» **Written exercise**
Extract, from the records beneath this instruction, each line that contains the word "Curletts".

» **Extracted information**
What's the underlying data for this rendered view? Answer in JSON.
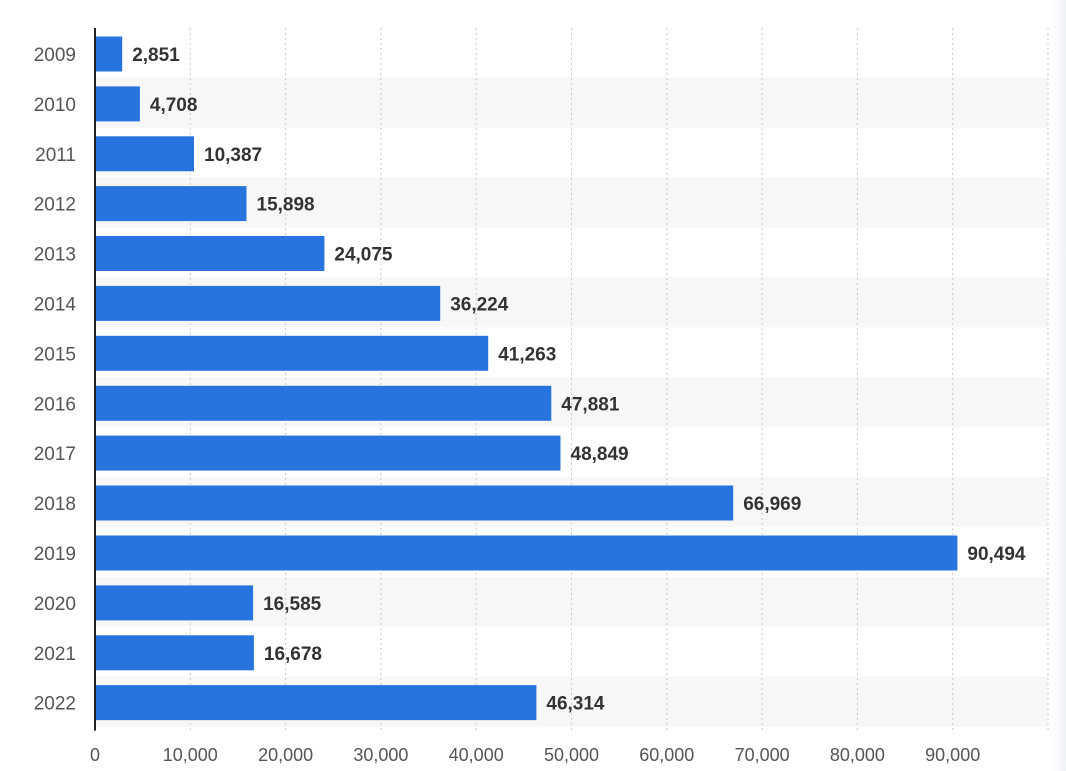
{
  "chart_data": {
    "type": "bar",
    "orientation": "horizontal",
    "title": "",
    "xlabel": "",
    "ylabel": "",
    "categories": [
      "2009",
      "2010",
      "2011",
      "2012",
      "2013",
      "2014",
      "2015",
      "2016",
      "2017",
      "2018",
      "2019",
      "2020",
      "2021",
      "2022"
    ],
    "values": [
      2851,
      4708,
      10387,
      15898,
      24075,
      36224,
      41263,
      47881,
      48849,
      66969,
      90494,
      16585,
      16678,
      46314
    ],
    "value_labels": [
      "2,851",
      "4,708",
      "10,387",
      "15,898",
      "24,075",
      "36,224",
      "41,263",
      "47,881",
      "48,849",
      "66,969",
      "90,494",
      "16,585",
      "16,678",
      "46,314"
    ],
    "xlim": [
      0,
      100000
    ],
    "x_ticks": [
      0,
      10000,
      20000,
      30000,
      40000,
      50000,
      60000,
      70000,
      80000,
      90000
    ],
    "x_tick_labels": [
      "0",
      "10,000",
      "20,000",
      "30,000",
      "40,000",
      "50,000",
      "60,000",
      "70,000",
      "80,000",
      "90,000"
    ],
    "grid": true,
    "legend": "none",
    "colors": {
      "bar": "#2874df",
      "label": "#333333",
      "tick": "#555555",
      "grid": "#c9c9c9",
      "stripe": "#f7f7f7",
      "axis": "#222222"
    }
  }
}
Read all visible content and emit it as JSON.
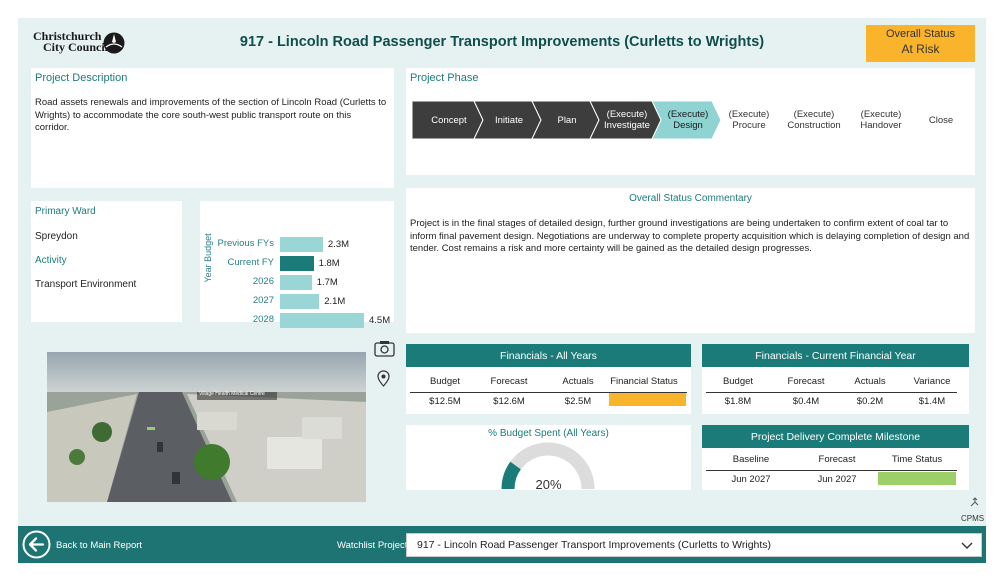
{
  "header": {
    "logo_line1": "Christchurch",
    "logo_line2": "City Council",
    "title": "917 - Lincoln Road Passenger Transport Improvements (Curletts to Wrights)",
    "status_label": "Overall Status",
    "status_value": "At Risk"
  },
  "description": {
    "title": "Project Description",
    "text": "Road assets renewals and improvements of the section of Lincoln Road (Curletts to Wrights) to accommodate the core south-west public transport route on this corridor."
  },
  "phase": {
    "title": "Project Phase",
    "steps": [
      {
        "label": "Concept",
        "state": "done"
      },
      {
        "label": "Initiate",
        "state": "done"
      },
      {
        "label": "Plan",
        "state": "done"
      },
      {
        "label": "(Execute)\nInvestigate",
        "state": "done"
      },
      {
        "label": "(Execute)\nDesign",
        "state": "current"
      },
      {
        "label": "(Execute)\nProcure",
        "state": "future"
      },
      {
        "label": "(Execute)\nConstruction",
        "state": "future"
      },
      {
        "label": "(Execute)\nHandover",
        "state": "future"
      },
      {
        "label": "Close",
        "state": "future"
      }
    ]
  },
  "ward": {
    "ward_label": "Primary Ward",
    "ward_value": "Spreydon",
    "activity_label": "Activity",
    "activity_value": "Transport Environment"
  },
  "budget_chart": {
    "axis_label": "Year Budget",
    "rows": [
      {
        "label": "Previous FYs",
        "value": 2.3,
        "text": "2.3M",
        "highlight": false
      },
      {
        "label": "Current FY",
        "value": 1.8,
        "text": "1.8M",
        "highlight": true
      },
      {
        "label": "2026",
        "value": 1.7,
        "text": "1.7M",
        "highlight": false
      },
      {
        "label": "2027",
        "value": 2.1,
        "text": "2.1M",
        "highlight": false
      },
      {
        "label": "2028",
        "value": 4.5,
        "text": "4.5M",
        "highlight": false
      }
    ]
  },
  "commentary": {
    "title": "Overall Status Commentary",
    "text": "Project is in the final stages of detailed design, further ground investigations are being undertaken to confirm extent of coal tar to inform final pavement design. Negotiations are underway to complete property acquisition which is delaying completion of design and tender. Cost remains a risk and more certainty will be gained as the detailed design progresses."
  },
  "render": {
    "overlay_label": "Village Health Medical Centre"
  },
  "fin_all": {
    "title": "Financials - All Years",
    "headers": [
      "Budget",
      "Forecast",
      "Actuals",
      "Financial Status"
    ],
    "values": [
      "$12.5M",
      "$12.6M",
      "$2.5M",
      ""
    ],
    "status_color": "#f9b42b"
  },
  "fin_current": {
    "title": "Financials - Current Financial Year",
    "headers": [
      "Budget",
      "Forecast",
      "Actuals",
      "Variance"
    ],
    "values": [
      "$1.8M",
      "$0.4M",
      "$0.2M",
      "$1.4M"
    ]
  },
  "budget_spent": {
    "title": "% Budget Spent (All Years)",
    "value_text": "20%",
    "fraction": 0.2
  },
  "milestone": {
    "title": "Project Delivery Complete Milestone",
    "headers": [
      "Baseline",
      "Forecast",
      "Time Status"
    ],
    "values": [
      "Jun 2027",
      "Jun 2027",
      ""
    ],
    "status_color": "#9ccf67"
  },
  "footer": {
    "cpms_label": "CPMS",
    "back_label": "Back to Main Report",
    "watchlist_label": "Watchlist Project:",
    "selected_project": "917 - Lincoln Road Passenger Transport Improvements (Curletts to Wrights)"
  },
  "colors": {
    "accent": "#1b7b79",
    "status_amber": "#f9b42b",
    "phase_done": "#3d3d3d",
    "phase_current": "#8fd3d3"
  }
}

» **Answer to the exercise**
    "title": "917 - Lincoln Road Passenger Transport Improvements (Curletts to Wrights)",
    "text": "Road assets renewals and improvements of the section of Lincoln Road (Curletts to Wrights) to accommodate the core south-west public transport route on this corridor."
    "selected_project": "917 - Lincoln Road Passenger Transport Improvements (Curletts to Wrights)"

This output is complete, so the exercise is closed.